**Work required**.
Extract every line where the string "this" appears.

══════════════════════════════

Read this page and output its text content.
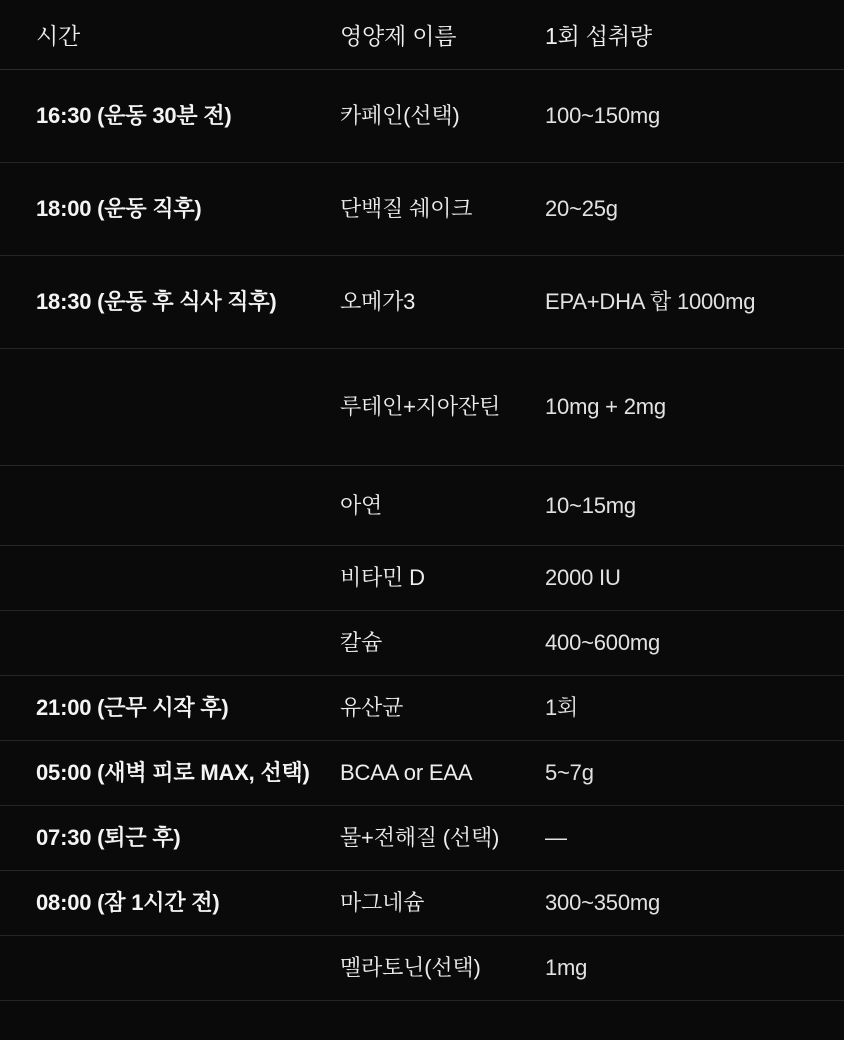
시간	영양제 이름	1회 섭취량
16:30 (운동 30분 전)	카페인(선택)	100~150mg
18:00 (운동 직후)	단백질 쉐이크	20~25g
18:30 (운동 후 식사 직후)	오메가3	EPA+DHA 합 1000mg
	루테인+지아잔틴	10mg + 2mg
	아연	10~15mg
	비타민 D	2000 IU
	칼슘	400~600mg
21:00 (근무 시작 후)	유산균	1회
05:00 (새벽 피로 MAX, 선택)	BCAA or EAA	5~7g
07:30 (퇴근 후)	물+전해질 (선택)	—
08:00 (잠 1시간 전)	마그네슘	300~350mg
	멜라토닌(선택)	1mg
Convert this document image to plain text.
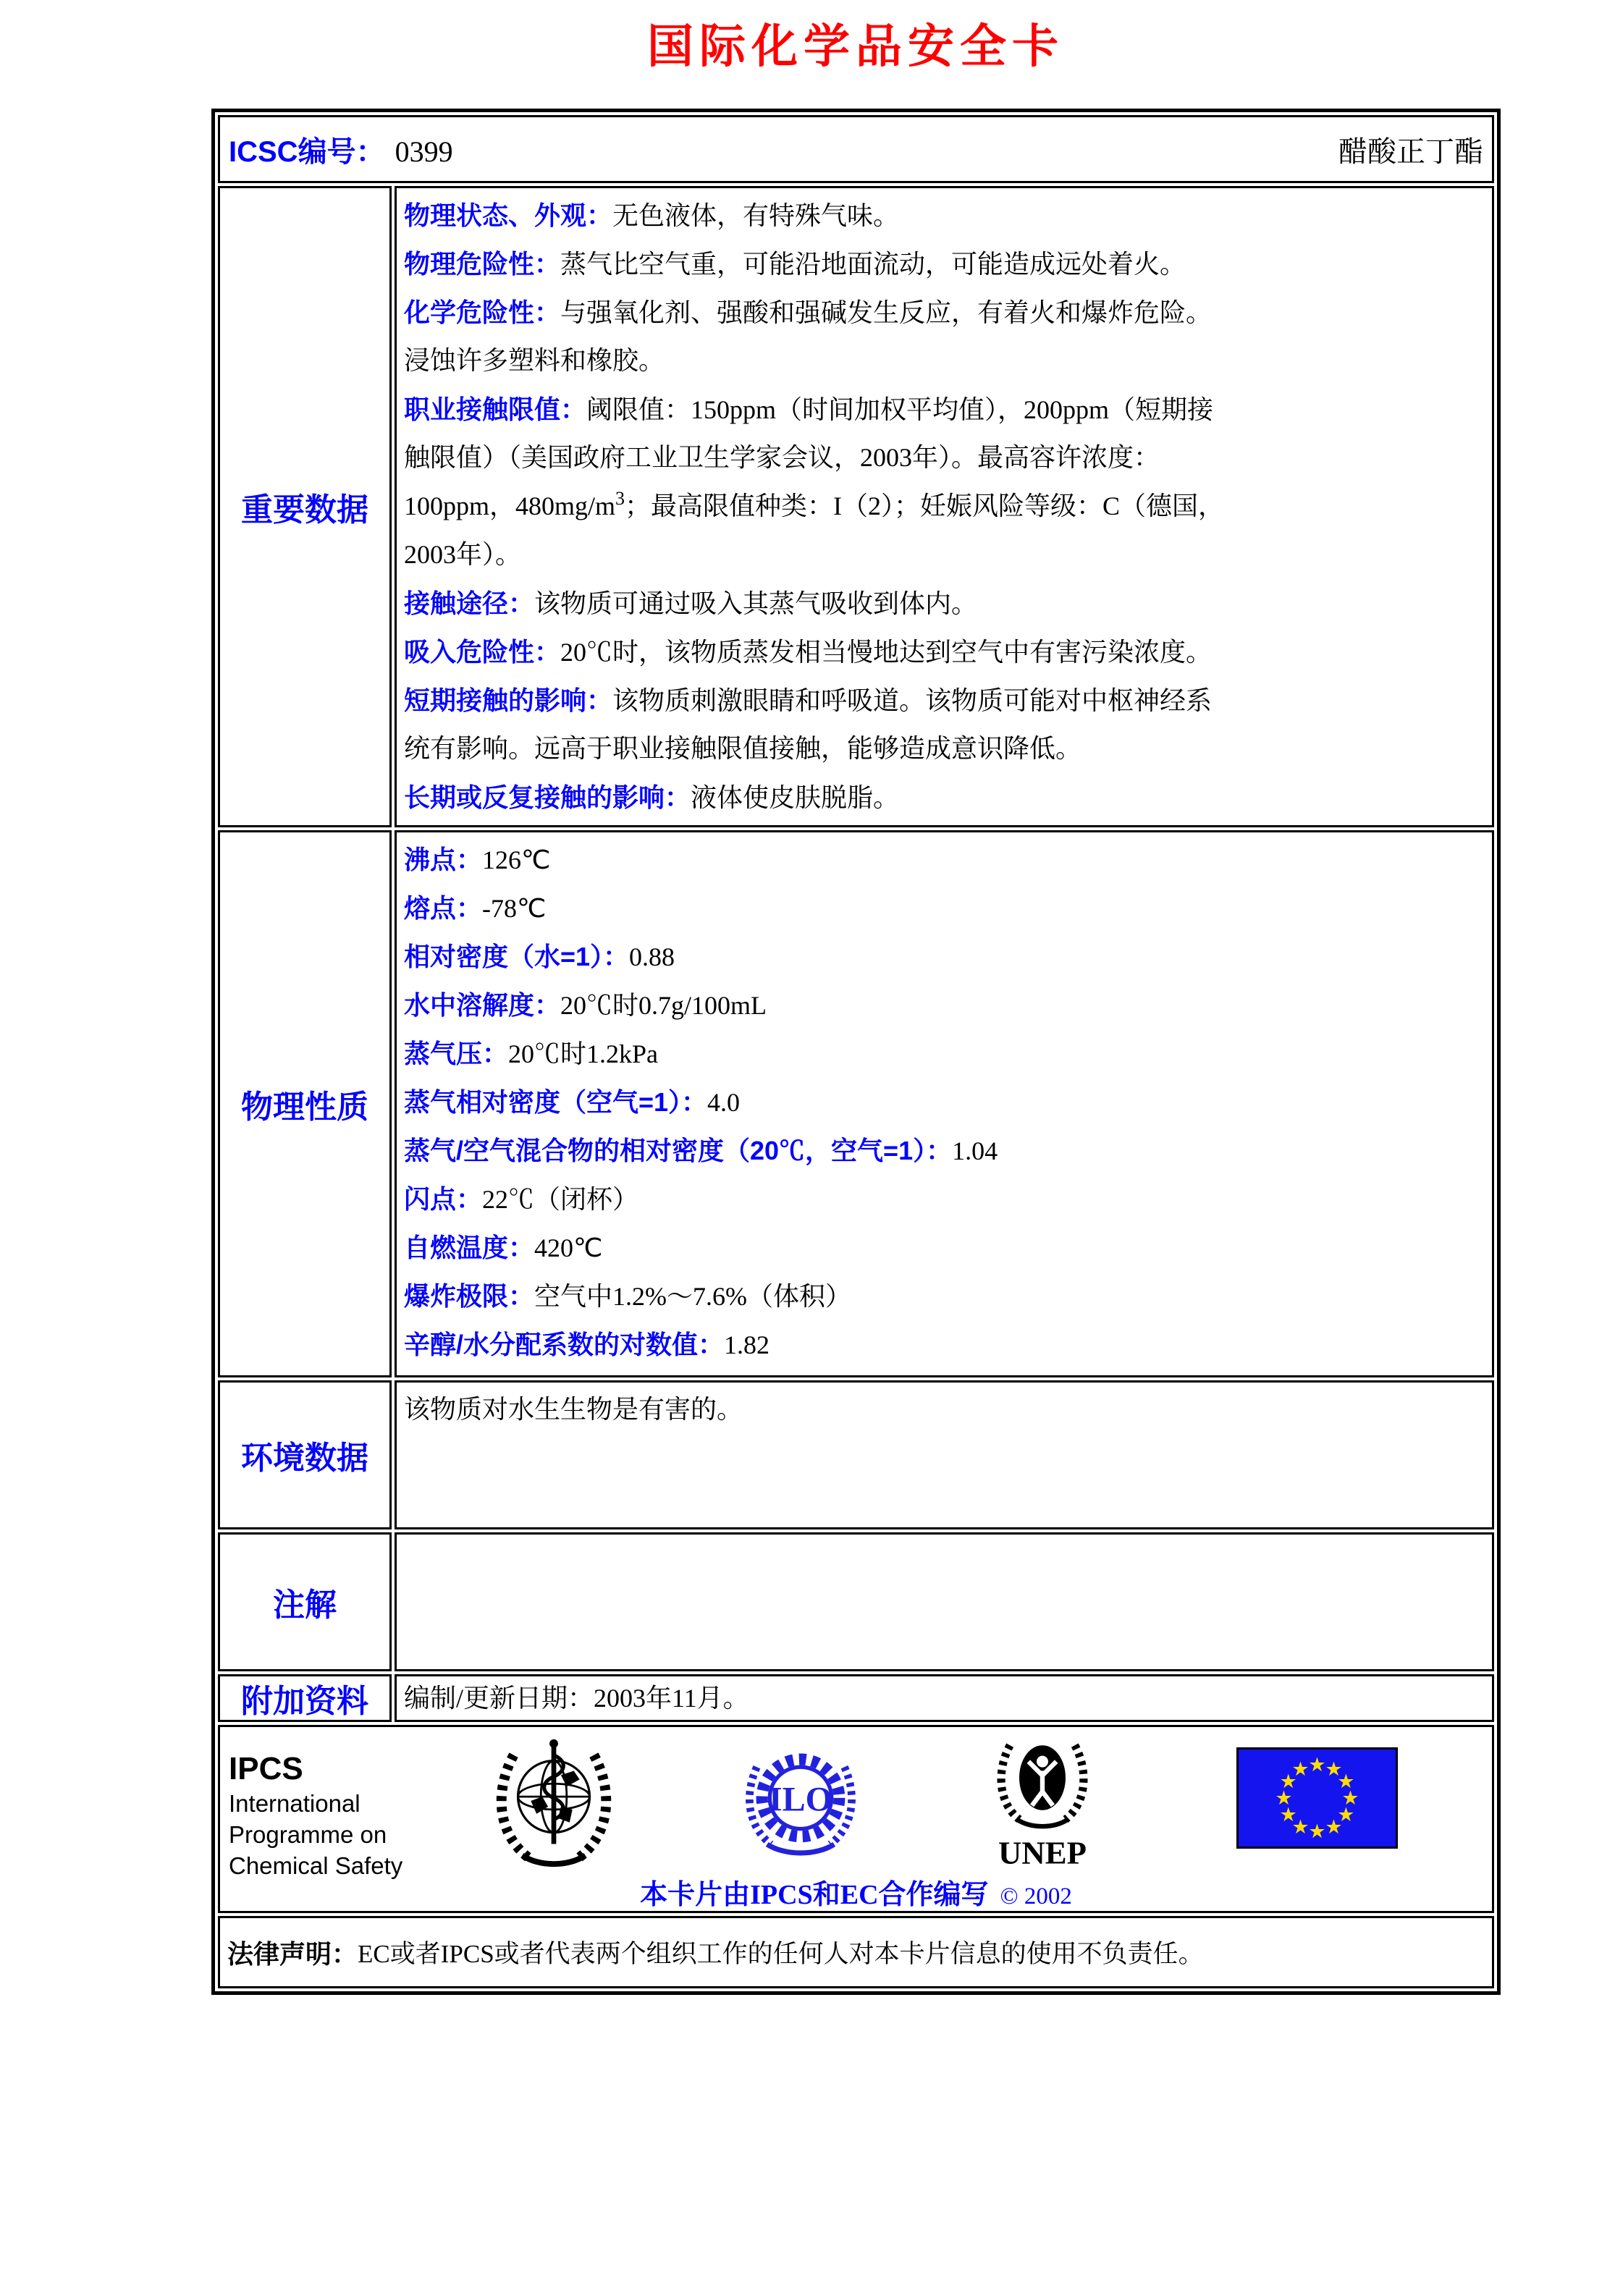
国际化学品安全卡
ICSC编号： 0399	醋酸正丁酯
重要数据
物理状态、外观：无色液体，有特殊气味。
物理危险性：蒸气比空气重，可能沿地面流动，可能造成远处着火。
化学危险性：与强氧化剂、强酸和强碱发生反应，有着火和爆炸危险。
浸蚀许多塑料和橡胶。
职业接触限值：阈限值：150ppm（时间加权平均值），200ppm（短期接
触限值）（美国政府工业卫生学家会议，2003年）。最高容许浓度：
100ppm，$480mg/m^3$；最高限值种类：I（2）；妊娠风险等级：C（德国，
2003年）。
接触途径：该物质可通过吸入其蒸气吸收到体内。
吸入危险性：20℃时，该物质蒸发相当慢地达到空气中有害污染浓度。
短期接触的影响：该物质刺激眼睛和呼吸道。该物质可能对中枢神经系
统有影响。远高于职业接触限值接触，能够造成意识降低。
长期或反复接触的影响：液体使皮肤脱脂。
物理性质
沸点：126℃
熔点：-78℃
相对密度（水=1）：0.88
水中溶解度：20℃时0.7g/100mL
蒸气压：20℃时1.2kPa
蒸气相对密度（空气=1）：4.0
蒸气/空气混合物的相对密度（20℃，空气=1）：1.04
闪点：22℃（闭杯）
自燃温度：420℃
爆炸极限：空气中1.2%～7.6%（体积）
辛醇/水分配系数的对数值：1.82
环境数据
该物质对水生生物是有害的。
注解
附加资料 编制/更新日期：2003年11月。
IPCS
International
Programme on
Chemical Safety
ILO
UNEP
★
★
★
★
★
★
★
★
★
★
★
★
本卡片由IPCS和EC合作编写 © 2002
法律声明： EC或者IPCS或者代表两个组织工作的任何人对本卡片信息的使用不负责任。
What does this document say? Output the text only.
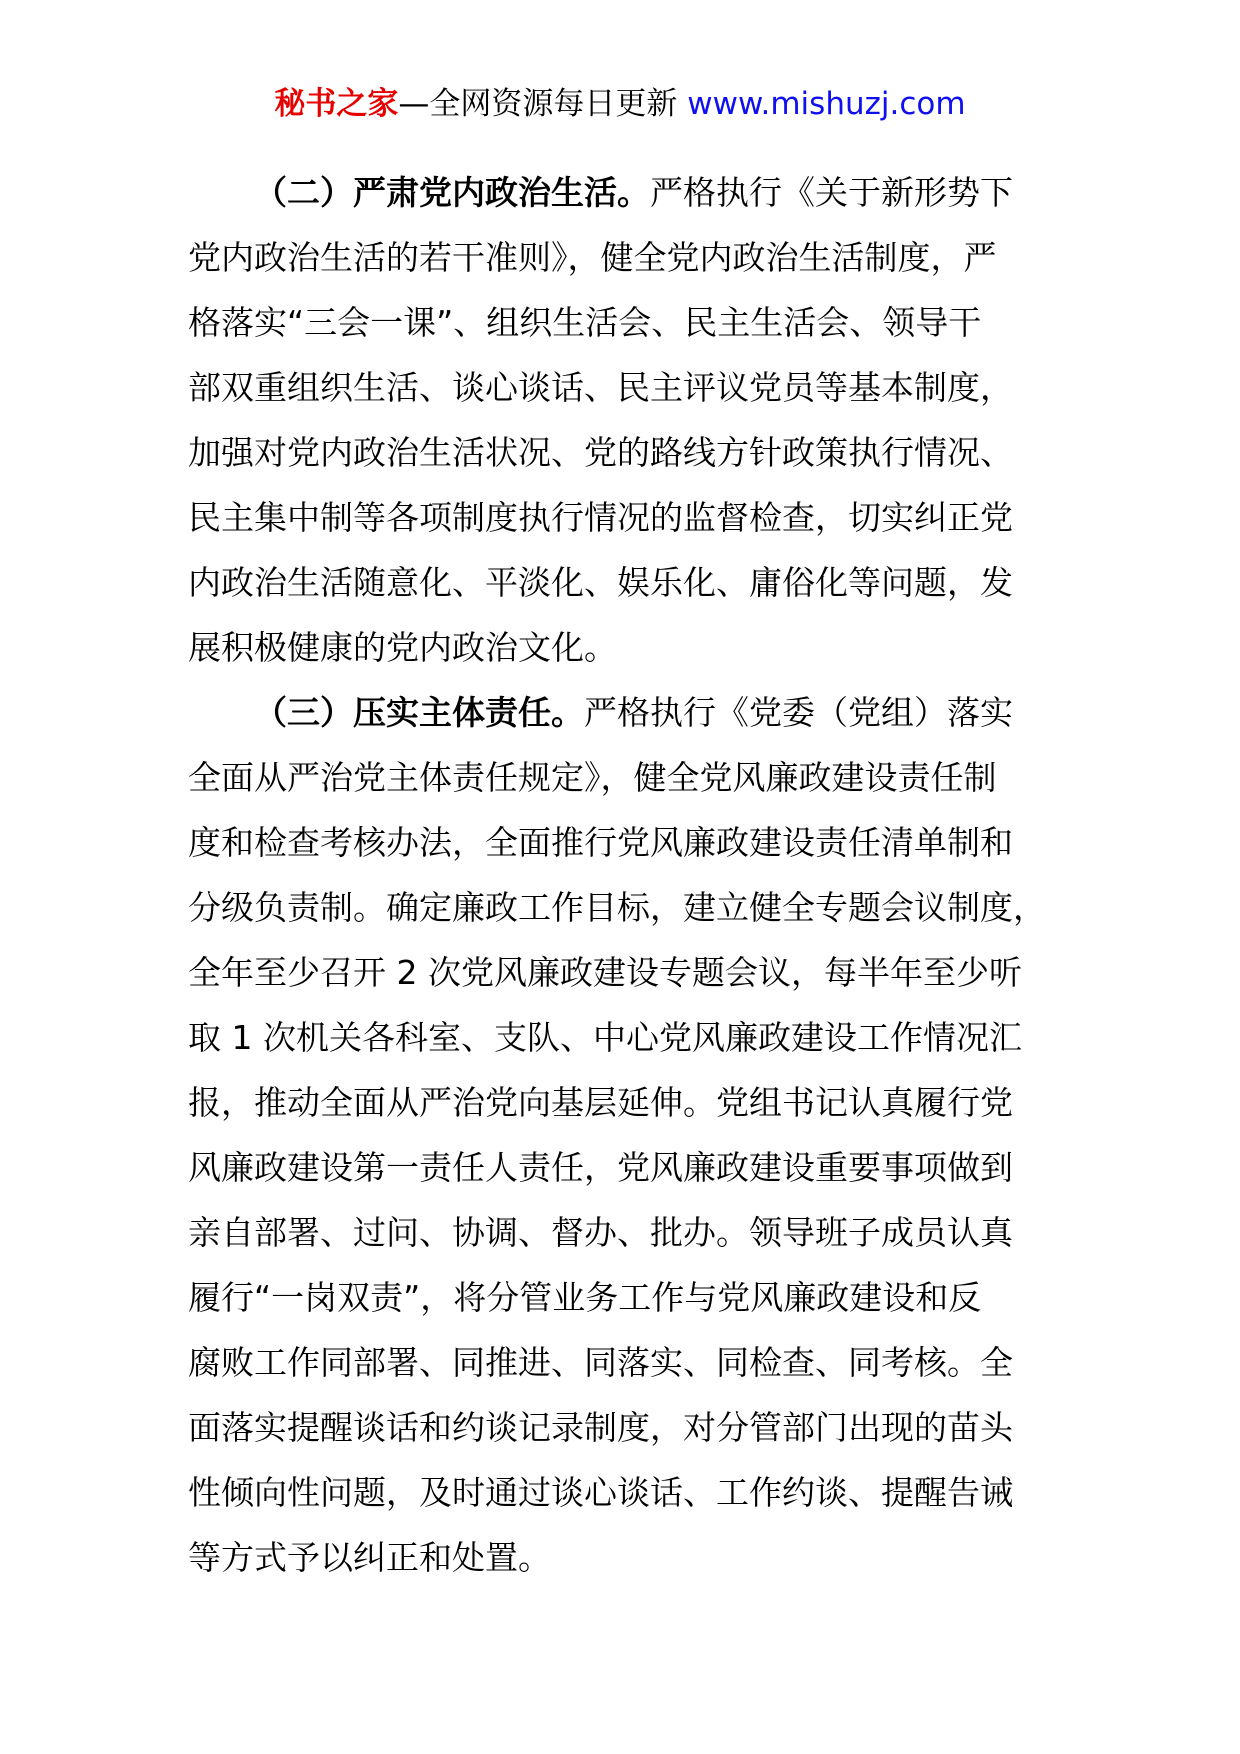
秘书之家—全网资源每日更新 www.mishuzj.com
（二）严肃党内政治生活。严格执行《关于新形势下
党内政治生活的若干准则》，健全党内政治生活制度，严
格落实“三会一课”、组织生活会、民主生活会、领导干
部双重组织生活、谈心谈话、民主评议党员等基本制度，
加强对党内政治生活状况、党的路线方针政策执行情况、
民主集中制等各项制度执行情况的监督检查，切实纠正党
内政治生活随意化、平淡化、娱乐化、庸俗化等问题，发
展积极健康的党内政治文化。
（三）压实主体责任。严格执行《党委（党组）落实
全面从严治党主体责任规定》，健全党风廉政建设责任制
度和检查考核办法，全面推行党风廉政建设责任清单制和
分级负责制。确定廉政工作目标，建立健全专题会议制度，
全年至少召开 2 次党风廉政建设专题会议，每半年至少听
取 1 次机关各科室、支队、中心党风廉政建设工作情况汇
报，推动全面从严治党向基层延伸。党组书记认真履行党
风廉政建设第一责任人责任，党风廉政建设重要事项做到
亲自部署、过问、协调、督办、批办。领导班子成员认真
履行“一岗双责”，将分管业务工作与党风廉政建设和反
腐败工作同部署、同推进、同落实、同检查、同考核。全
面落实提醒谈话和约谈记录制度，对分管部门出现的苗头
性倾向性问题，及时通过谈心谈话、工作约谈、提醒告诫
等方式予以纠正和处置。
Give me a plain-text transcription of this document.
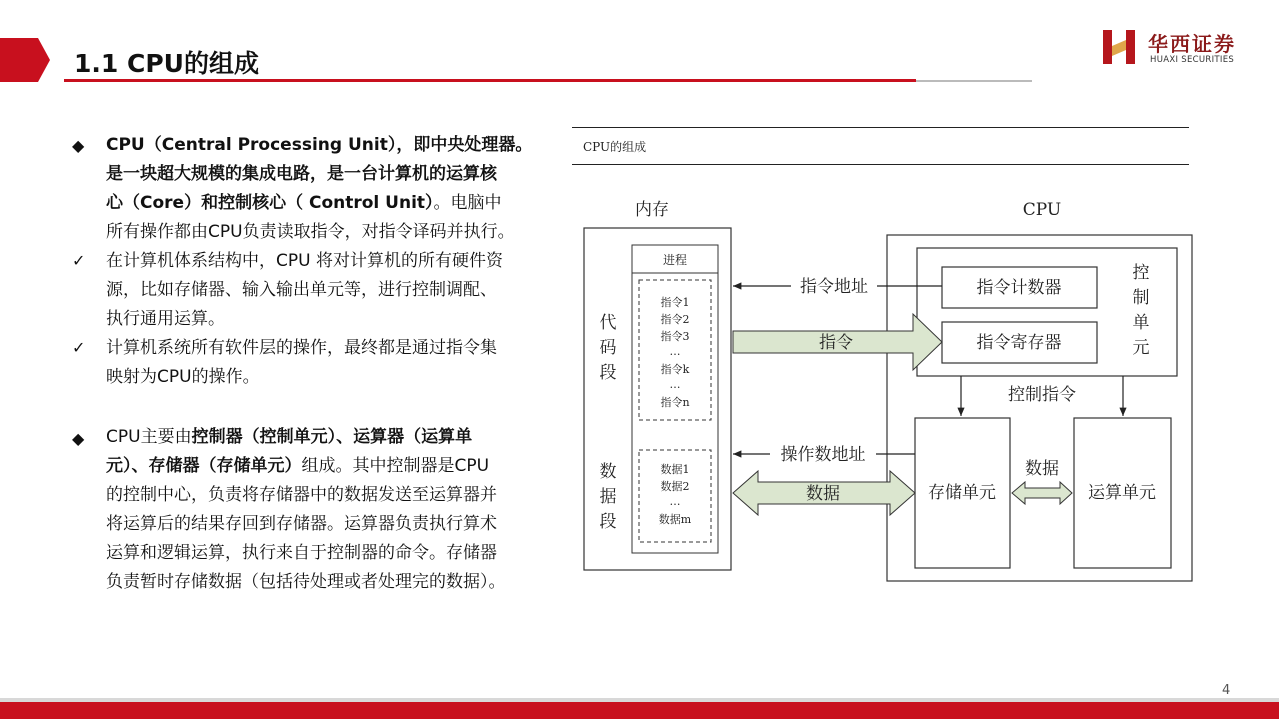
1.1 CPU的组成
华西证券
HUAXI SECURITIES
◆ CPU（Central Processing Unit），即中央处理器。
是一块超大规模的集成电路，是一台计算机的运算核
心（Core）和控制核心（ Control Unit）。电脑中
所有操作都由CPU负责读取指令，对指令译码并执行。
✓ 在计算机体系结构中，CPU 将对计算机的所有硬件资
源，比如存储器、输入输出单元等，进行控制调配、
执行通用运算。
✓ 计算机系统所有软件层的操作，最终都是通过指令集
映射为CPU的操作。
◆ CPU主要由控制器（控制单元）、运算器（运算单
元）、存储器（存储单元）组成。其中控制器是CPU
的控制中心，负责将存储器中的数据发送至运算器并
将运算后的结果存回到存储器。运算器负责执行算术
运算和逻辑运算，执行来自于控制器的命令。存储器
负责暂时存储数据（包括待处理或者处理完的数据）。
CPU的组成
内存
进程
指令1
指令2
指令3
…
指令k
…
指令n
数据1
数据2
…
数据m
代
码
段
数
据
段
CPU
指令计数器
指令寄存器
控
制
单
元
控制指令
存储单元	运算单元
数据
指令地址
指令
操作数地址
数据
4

══════════════════════════════

**Task solution**.
Read this page and output its text content.
Convert this document image to plain text.
What does this document say? Output the text only.
Give me a plain-text transcription of this document.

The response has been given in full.